[Stored records]
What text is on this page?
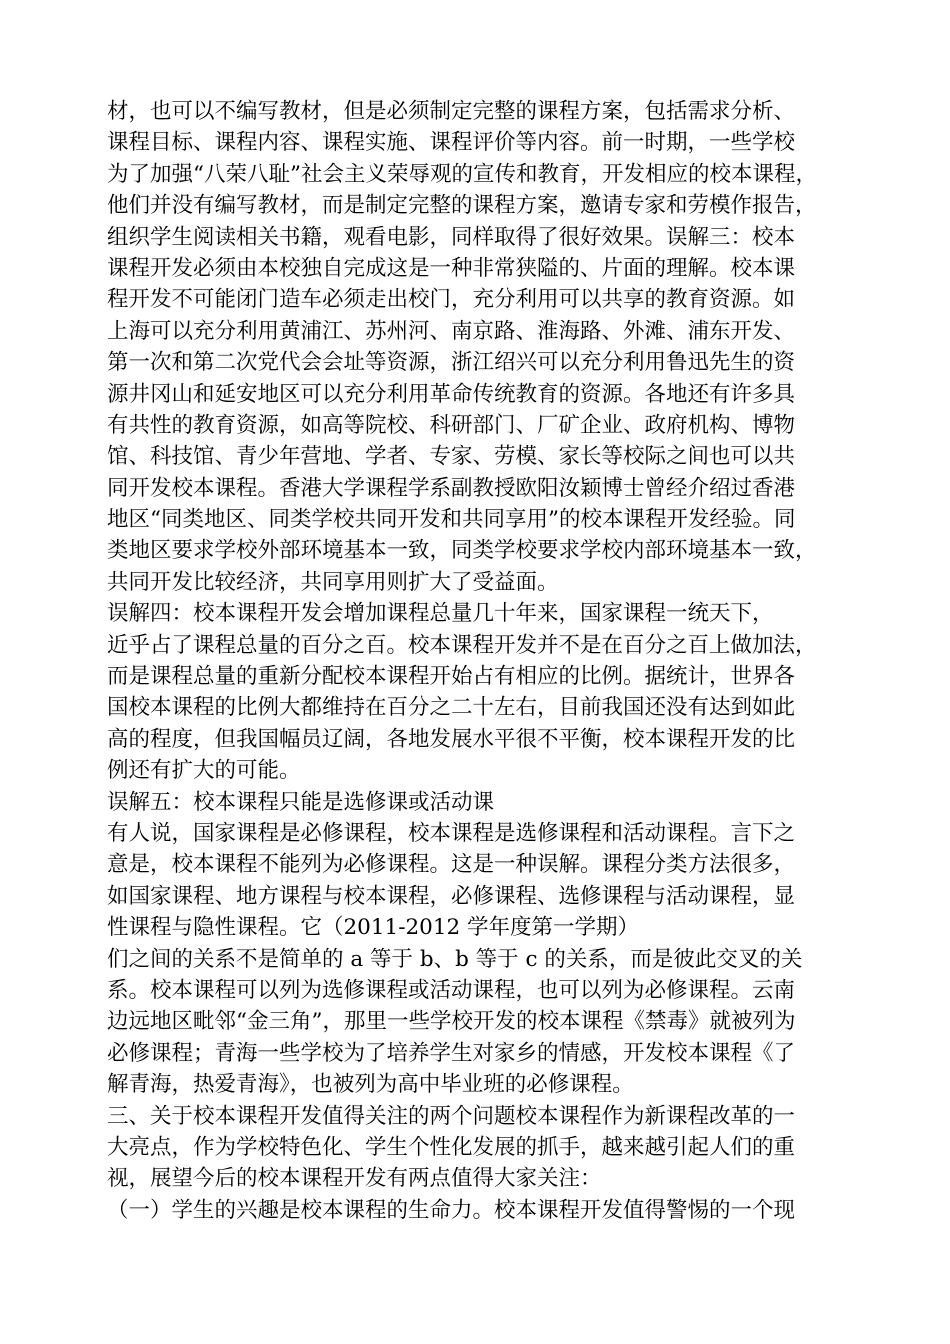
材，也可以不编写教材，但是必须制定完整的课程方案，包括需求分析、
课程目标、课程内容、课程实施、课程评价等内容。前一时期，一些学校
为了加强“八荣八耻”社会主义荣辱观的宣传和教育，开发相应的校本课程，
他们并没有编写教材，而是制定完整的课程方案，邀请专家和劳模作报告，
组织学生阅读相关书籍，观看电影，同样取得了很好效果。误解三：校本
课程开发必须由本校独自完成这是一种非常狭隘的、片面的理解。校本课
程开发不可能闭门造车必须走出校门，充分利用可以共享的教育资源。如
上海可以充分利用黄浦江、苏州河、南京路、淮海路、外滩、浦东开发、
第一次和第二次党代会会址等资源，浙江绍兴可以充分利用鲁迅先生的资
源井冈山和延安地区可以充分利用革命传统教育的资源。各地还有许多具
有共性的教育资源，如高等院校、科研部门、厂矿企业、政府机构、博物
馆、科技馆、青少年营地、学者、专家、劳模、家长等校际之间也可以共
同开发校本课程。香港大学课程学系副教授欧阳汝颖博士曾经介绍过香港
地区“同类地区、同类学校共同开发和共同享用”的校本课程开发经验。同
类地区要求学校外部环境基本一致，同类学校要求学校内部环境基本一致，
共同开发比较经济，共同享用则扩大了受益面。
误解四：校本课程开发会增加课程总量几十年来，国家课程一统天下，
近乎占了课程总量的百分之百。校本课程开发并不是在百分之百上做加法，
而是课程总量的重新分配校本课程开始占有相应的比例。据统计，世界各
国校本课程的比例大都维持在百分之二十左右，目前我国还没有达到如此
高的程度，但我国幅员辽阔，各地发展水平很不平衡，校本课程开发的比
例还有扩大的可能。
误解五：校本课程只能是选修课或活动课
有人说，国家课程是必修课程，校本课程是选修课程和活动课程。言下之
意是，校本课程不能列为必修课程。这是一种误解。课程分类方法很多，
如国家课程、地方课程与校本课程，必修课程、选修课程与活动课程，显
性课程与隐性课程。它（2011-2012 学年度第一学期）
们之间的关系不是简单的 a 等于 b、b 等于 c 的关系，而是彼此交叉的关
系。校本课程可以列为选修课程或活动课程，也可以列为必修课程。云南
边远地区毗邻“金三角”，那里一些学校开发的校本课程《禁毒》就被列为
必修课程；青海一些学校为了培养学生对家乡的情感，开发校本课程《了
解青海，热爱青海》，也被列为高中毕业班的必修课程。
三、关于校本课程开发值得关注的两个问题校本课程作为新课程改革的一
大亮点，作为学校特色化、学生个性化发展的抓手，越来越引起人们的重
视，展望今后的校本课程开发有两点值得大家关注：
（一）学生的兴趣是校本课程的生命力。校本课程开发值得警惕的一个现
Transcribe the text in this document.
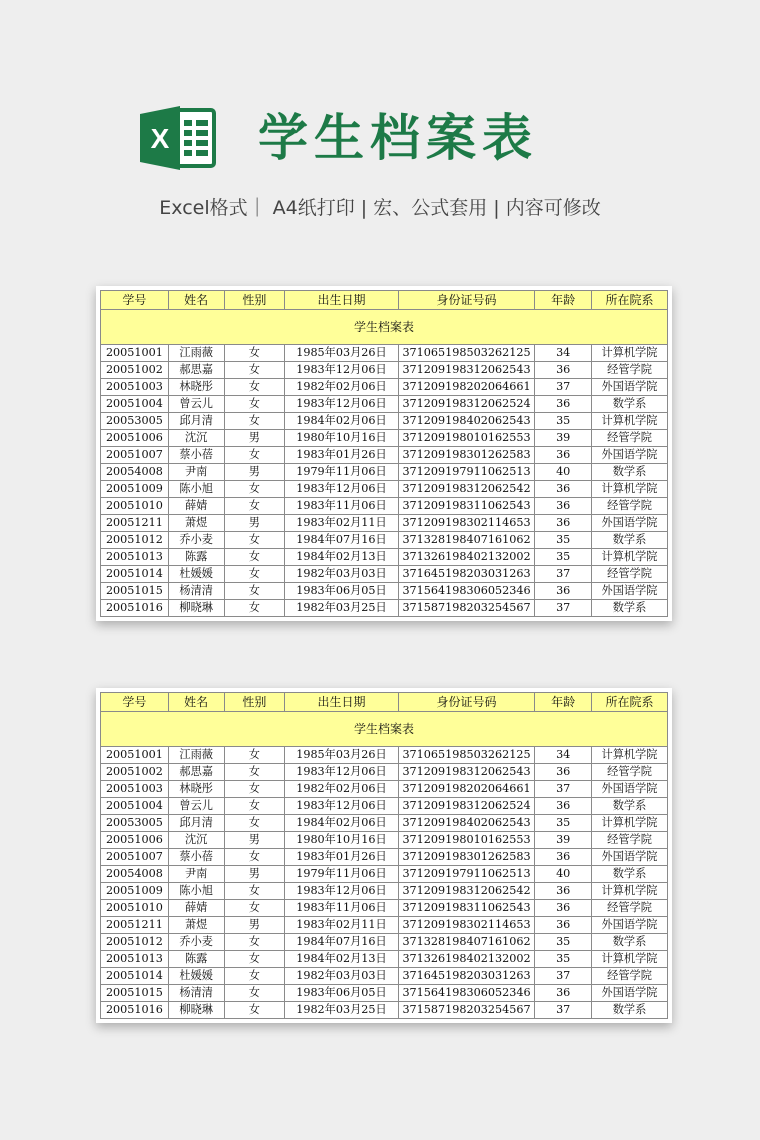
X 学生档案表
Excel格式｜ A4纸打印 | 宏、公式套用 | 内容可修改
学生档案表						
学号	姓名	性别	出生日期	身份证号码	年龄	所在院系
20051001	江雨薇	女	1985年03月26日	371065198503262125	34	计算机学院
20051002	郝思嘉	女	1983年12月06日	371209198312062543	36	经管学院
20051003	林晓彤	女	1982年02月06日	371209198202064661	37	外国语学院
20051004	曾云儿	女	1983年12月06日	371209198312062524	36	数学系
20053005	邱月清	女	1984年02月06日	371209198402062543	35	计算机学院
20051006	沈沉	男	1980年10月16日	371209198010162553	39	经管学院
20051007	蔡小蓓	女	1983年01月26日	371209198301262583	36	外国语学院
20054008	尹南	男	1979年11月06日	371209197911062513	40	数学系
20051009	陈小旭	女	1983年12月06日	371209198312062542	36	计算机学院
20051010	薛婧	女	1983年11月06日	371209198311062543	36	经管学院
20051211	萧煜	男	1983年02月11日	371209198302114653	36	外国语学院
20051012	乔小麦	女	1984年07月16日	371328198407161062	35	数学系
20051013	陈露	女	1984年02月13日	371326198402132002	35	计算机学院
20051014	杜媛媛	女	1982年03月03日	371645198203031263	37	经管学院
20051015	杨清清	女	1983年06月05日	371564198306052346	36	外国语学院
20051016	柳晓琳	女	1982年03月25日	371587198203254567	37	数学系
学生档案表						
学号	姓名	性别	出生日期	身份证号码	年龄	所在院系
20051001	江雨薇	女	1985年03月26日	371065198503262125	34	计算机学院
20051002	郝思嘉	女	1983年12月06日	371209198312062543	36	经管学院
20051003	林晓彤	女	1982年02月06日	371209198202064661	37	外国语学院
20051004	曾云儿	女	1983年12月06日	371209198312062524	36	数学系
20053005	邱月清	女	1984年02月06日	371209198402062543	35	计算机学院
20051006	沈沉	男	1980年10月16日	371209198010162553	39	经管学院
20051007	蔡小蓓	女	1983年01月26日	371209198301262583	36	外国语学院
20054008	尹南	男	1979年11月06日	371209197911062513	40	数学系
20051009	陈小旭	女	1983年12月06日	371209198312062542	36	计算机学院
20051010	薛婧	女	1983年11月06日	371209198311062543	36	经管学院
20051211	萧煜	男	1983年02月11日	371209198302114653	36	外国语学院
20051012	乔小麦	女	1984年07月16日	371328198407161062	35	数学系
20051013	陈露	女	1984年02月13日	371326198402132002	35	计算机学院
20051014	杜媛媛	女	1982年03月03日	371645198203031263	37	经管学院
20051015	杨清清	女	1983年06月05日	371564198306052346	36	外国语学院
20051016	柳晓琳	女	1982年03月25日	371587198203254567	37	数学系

▸ PROBLEM
Report how many lines of the records above contain the word "text", giving only the number.

▸ WRITTEN SOLUTION
2